§ Task: Pick every line from the data that holds the word "первого".

==============================

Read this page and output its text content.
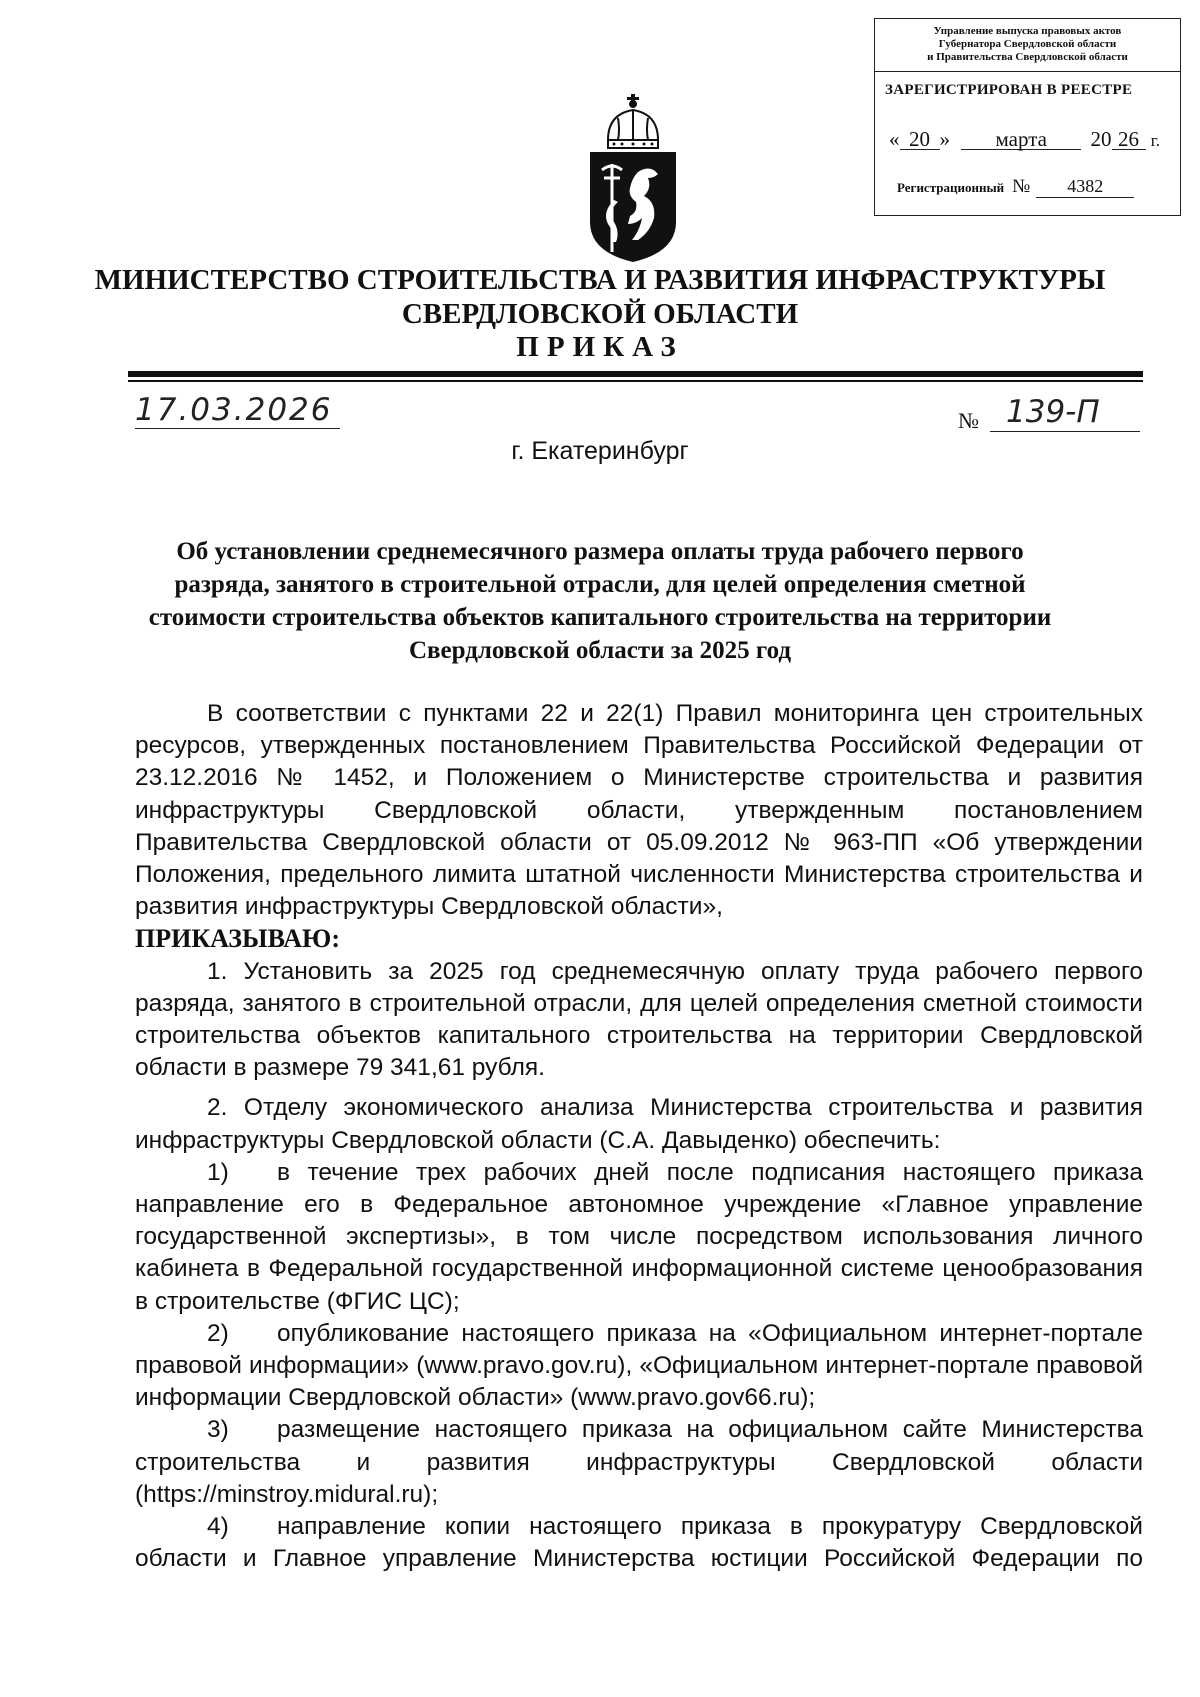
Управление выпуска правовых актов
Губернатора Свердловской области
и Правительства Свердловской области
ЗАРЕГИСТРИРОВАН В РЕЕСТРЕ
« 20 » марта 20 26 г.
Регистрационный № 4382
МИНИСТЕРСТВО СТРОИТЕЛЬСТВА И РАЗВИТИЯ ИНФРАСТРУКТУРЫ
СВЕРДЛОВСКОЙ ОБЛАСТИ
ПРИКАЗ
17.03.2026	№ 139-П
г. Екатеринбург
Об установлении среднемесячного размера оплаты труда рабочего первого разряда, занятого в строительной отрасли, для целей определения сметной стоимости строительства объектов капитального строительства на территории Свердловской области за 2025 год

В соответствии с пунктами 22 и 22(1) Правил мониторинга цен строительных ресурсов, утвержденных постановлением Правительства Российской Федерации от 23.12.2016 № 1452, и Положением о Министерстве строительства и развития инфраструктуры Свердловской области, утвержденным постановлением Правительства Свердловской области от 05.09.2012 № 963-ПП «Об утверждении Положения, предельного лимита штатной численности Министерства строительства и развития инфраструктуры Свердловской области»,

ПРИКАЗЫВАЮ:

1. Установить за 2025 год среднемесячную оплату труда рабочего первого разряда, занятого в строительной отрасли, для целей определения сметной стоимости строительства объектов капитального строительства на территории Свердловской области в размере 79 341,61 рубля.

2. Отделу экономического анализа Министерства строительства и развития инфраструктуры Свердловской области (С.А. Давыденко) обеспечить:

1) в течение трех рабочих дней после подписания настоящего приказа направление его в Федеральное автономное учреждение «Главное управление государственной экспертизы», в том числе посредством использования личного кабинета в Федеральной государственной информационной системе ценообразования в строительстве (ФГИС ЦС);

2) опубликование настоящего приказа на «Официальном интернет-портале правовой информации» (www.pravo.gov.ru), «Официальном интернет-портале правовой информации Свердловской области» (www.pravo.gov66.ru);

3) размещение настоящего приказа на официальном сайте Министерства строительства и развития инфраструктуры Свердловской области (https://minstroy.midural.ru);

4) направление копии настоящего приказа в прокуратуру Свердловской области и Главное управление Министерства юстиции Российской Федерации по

==============================

§ Output of the exercise:
Об установлении среднемесячного размера оплаты труда рабочего первого разряда, занятого в строительной отрасли, для целей определения сметной стоимости строительства объектов капитального строительства на территории Свердловской области за 2025 год
1. Установить за 2025 год среднемесячную оплату труда рабочего первого разряда, занятого в строительной отрасли, для целей определения сметной стоимости строительства объектов капитального строительства на территории Свердловской области в размере 79 341,61 рубля.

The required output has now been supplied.